◆ Instructions for the task ◆
Pictures stay out of the copy; restate everything else in the material exactly.
## start
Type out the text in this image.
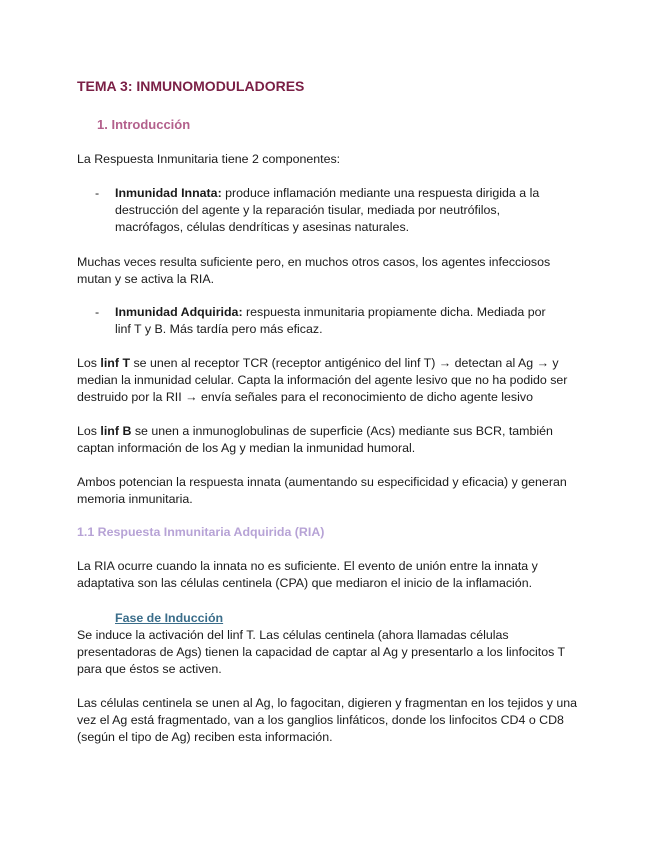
TEMA 3: INMUNOMODULADORES
1. Introducción

La Respuesta Inmunitaria tiene 2 componentes:

- Inmunidad Innata: produce inflamación mediante una respuesta dirigida a la destrucción del agente y la reparación tisular, mediada por neutrófilos, macrófagos, células dendríticas y asesinas naturales.

Muchas veces resulta suficiente pero, en muchos otros casos, los agentes infecciosos mutan y se activa la RIA.

- Inmunidad Adquirida: respuesta inmunitaria propiamente dicha. Mediada por linf T y B. Más tardía pero más eficaz.

Los linf T se unen al receptor TCR (receptor antigénico del linf T) → detectan al Ag → y median la inmunidad celular. Capta la información del agente lesivo que no ha podido ser destruido por la RII → envía señales para el reconocimiento de dicho agente lesivo

Los linf B se unen a inmunoglobulinas de superficie (Acs) mediante sus BCR, también captan información de los Ag y median la inmunidad humoral.

Ambos potencian la respuesta innata (aumentando su especificidad y eficacia) y generan memoria inmunitaria.

1.1 Respuesta Inmunitaria Adquirida (RIA)

La RIA ocurre cuando la innata no es suficiente. El evento de unión entre la innata y adaptativa son las células centinela (CPA) que mediaron el inicio de la inflamación.

Fase de Inducción

Se induce la activación del linf T. Las células centinela (ahora llamadas células presentadoras de Ags) tienen la capacidad de captar al Ag y presentarlo a los linfocitos T para que éstos se activen.

Las células centinela se unen al Ag, lo fagocitan, digieren y fragmentan en los tejidos y una vez el Ag está fragmentado, van a los ganglios linfáticos, donde los linfocitos CD4 o CD8 (según el tipo de Ag) reciben esta información.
## end
◆ The completed task ◆
Type out the text in this image.
TEMA 3: INMUNOMODULADORES
1. Introducción

La Respuesta Inmunitaria tiene 2 componentes:

- Inmunidad Innata: produce inflamación mediante una respuesta dirigida a la destrucción del agente y la reparación tisular, mediada por neutrófilos, macrófagos, células dendríticas y asesinas naturales.

Muchas veces resulta suficiente pero, en muchos otros casos, los agentes infecciosos mutan y se activa la RIA.

- Inmunidad Adquirida: respuesta inmunitaria propiamente dicha. Mediada por linf T y B. Más tardía pero más eficaz.

Los linf T se unen al receptor TCR (receptor antigénico del linf T) → detectan al Ag → y median la inmunidad celular. Capta la información del agente lesivo que no ha podido ser destruido por la RII → envía señales para el reconocimiento de dicho agente lesivo

Los linf B se unen a inmunoglobulinas de superficie (Acs) mediante sus BCR, también captan información de los Ag y median la inmunidad humoral.

Ambos potencian la respuesta innata (aumentando su especificidad y eficacia) y generan memoria inmunitaria.

1.1 Respuesta Inmunitaria Adquirida (RIA)

La RIA ocurre cuando la innata no es suficiente. El evento de unión entre la innata y adaptativa son las células centinela (CPA) que mediaron el inicio de la inflamación.

Fase de Inducción

Se induce la activación del linf T. Las células centinela (ahora llamadas células presentadoras de Ags) tienen la capacidad de captar al Ag y presentarlo a los linfocitos T para que éstos se activen.

Las células centinela se unen al Ag, lo fagocitan, digieren y fragmentan en los tejidos y una vez el Ag está fragmentado, van a los ganglios linfáticos, donde los linfocitos CD4 o CD8 (según el tipo de Ag) reciben esta información.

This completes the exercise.